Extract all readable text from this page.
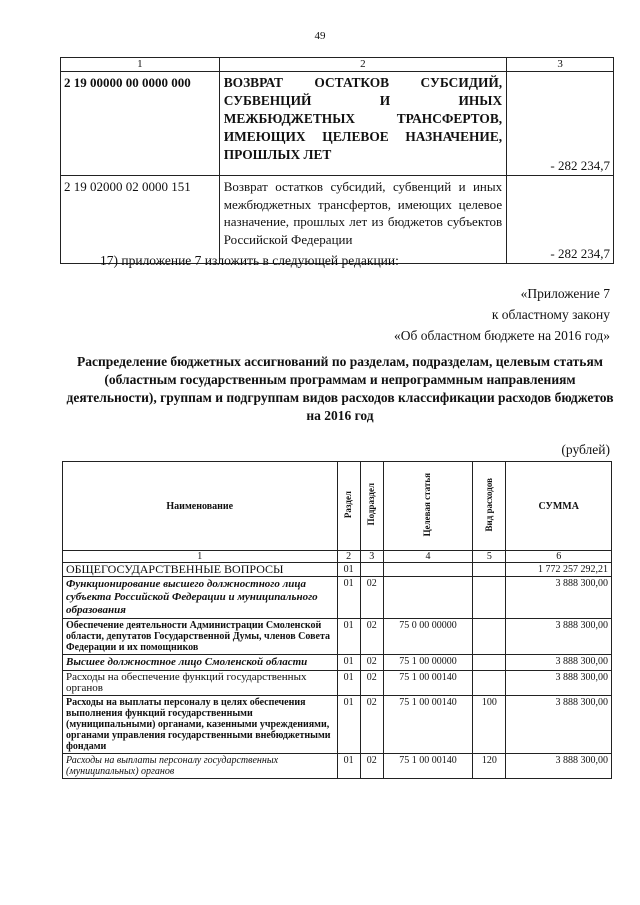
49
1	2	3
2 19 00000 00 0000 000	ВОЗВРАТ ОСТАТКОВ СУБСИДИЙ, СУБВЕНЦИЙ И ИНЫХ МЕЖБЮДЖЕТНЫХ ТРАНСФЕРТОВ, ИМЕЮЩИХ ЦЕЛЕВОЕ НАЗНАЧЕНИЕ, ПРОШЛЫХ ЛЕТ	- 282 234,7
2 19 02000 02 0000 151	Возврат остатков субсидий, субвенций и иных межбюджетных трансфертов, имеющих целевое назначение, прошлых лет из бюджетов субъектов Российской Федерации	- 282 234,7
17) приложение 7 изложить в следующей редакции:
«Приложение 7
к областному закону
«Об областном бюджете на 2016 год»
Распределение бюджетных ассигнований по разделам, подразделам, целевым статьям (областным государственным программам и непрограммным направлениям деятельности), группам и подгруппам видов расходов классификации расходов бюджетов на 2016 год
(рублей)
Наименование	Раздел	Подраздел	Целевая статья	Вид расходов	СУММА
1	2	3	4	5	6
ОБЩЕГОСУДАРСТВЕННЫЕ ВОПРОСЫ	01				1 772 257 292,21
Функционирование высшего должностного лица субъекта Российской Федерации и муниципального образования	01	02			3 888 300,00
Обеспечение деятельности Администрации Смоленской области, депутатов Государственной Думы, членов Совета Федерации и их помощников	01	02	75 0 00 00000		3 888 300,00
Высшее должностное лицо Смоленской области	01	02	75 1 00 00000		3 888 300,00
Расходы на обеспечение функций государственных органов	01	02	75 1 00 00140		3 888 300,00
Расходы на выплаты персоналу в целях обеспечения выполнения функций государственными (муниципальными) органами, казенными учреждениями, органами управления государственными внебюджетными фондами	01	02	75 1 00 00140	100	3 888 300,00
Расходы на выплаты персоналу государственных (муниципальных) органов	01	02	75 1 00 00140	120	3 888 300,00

****************************************

Return a copy of every line that includes the word "области".

Обеспечение деятельности Администрации Смоленской области, депутатов Государственной Думы, членов Совета Федерации и их помощников	01	02	75 0 00 00000		3 888 300,00
Высшее должностное лицо Смоленской области	01	02	75 1 00 00000		3 888 300,00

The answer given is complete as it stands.